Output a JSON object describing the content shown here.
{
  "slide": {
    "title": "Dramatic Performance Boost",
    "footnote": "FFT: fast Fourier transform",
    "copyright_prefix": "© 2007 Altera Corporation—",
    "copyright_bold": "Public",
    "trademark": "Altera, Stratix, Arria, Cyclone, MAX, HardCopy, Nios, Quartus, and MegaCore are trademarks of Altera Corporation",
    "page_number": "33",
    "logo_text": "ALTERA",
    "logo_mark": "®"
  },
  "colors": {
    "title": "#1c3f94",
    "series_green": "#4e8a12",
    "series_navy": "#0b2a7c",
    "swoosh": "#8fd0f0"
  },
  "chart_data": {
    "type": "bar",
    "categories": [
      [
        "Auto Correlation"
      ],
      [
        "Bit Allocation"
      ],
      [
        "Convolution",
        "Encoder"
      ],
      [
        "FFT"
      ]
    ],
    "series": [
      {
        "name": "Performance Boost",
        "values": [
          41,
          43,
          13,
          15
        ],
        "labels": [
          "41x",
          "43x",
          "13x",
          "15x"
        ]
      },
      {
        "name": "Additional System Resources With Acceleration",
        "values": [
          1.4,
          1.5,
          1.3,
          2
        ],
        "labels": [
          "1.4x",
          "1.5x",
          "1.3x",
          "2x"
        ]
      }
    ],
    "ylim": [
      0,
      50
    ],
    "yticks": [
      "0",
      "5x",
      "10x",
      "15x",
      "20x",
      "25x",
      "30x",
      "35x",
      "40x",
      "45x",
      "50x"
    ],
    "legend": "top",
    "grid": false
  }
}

_Exercise brief_. Without changing a word, restate the whole listing.

_Solution to the problem_.
Output a JSON object describing the content shown here.
{
  "slide": {
    "title": "Dramatic Performance Boost",
    "footnote": "FFT: fast Fourier transform",
    "copyright_prefix": "© 2007 Altera Corporation—",
    "copyright_bold": "Public",
    "trademark": "Altera, Stratix, Arria, Cyclone, MAX, HardCopy, Nios, Quartus, and MegaCore are trademarks of Altera Corporation",
    "page_number": "33",
    "logo_text": "ALTERA",
    "logo_mark": "®"
  },
  "colors": {
    "title": "#1c3f94",
    "series_green": "#4e8a12",
    "series_navy": "#0b2a7c",
    "swoosh": "#8fd0f0"
  },
  "chart_data": {
    "type": "bar",
    "categories": [
      [
        "Auto Correlation"
      ],
      [
        "Bit Allocation"
      ],
      [
        "Convolution",
        "Encoder"
      ],
      [
        "FFT"
      ]
    ],
    "series": [
      {
        "name": "Performance Boost",
        "values": [
          41,
          43,
          13,
          15
        ],
        "labels": [
          "41x",
          "43x",
          "13x",
          "15x"
        ]
      },
      {
        "name": "Additional System Resources With Acceleration",
        "values": [
          1.4,
          1.5,
          1.3,
          2
        ],
        "labels": [
          "1.4x",
          "1.5x",
          "1.3x",
          "2x"
        ]
      }
    ],
    "ylim": [
      0,
      50
    ],
    "yticks": [
      "0",
      "5x",
      "10x",
      "15x",
      "20x",
      "25x",
      "30x",
      "35x",
      "40x",
      "45x",
      "50x"
    ],
    "legend": "top",
    "grid": false
  }
}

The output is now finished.